## [Supplied data]

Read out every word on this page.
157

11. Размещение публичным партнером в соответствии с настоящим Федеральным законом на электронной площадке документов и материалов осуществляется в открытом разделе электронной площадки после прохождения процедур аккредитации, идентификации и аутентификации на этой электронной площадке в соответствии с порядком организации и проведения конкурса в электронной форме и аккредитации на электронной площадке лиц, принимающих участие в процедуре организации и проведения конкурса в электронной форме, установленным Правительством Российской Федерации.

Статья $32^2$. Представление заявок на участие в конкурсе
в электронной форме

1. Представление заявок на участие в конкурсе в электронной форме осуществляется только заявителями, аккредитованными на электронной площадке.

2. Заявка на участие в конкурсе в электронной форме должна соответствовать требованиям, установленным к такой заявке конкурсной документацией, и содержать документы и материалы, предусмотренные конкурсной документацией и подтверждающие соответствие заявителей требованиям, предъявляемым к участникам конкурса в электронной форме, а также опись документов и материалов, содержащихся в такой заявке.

## [Exercise]
In the entries above, identify every line with the word "заявок". Copy those lines.

## [Task answer]
Статья $32^2$. Представление заявок на участие в конкурсе
1. Представление заявок на участие в конкурсе в электронной форме осуществляется только заявителями, аккредитованными на электронной площадке.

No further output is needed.